====== Records supplied ======

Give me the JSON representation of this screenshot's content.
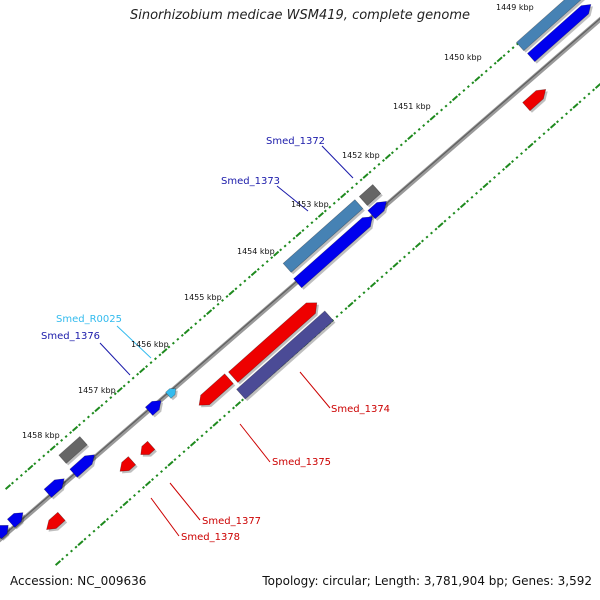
{
  "title": "Sinorhizobium medicae WSM419, complete genome",
  "footer": {
    "accession": "Accession: NC_009636",
    "summary": "Topology: circular; Length: 3,781,904 bp; Genes: 3,592"
  },
  "colors": {
    "backbone": "#808080",
    "tick": "#1e8a1e",
    "gene_blue": "#0000ee",
    "gene_red": "#ee0000",
    "gene_gray": "#666666",
    "gene_steel": "#4682b4",
    "gene_slate": "#4b4b96",
    "gene_cyan": "#33bbee",
    "label_blue": "#1a1aaa",
    "label_red": "#cc0000",
    "label_cyan": "#33bbee"
  },
  "scale_labels": [
    "1449 kbp",
    "1450 kbp",
    "1451 kbp",
    "1452 kbp",
    "1453 kbp",
    "1454 kbp",
    "1455 kbp",
    "1456 kbp",
    "1457 kbp",
    "1458 kbp"
  ],
  "gene_labels": [
    "Smed_1372",
    "Smed_1373",
    "Smed_R0025",
    "Smed_1376",
    "Smed_1374",
    "Smed_1375",
    "Smed_1377",
    "Smed_1378"
  ]
}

======

§ Exercise description:
Would you output all of the entries above exactly, keeping the pictures out?

§ Task response:
Give me the JSON representation of this screenshot's content.
{
  "title": "Sinorhizobium medicae WSM419, complete genome",
  "footer": {
    "accession": "Accession: NC_009636",
    "summary": "Topology: circular; Length: 3,781,904 bp; Genes: 3,592"
  },
  "colors": {
    "backbone": "#808080",
    "tick": "#1e8a1e",
    "gene_blue": "#0000ee",
    "gene_red": "#ee0000",
    "gene_gray": "#666666",
    "gene_steel": "#4682b4",
    "gene_slate": "#4b4b96",
    "gene_cyan": "#33bbee",
    "label_blue": "#1a1aaa",
    "label_red": "#cc0000",
    "label_cyan": "#33bbee"
  },
  "scale_labels": [
    "1449 kbp",
    "1450 kbp",
    "1451 kbp",
    "1452 kbp",
    "1453 kbp",
    "1454 kbp",
    "1455 kbp",
    "1456 kbp",
    "1457 kbp",
    "1458 kbp"
  ],
  "gene_labels": [
    "Smed_1372",
    "Smed_1373",
    "Smed_R0025",
    "Smed_1376",
    "Smed_1374",
    "Smed_1375",
    "Smed_1377",
    "Smed_1378"
  ]
}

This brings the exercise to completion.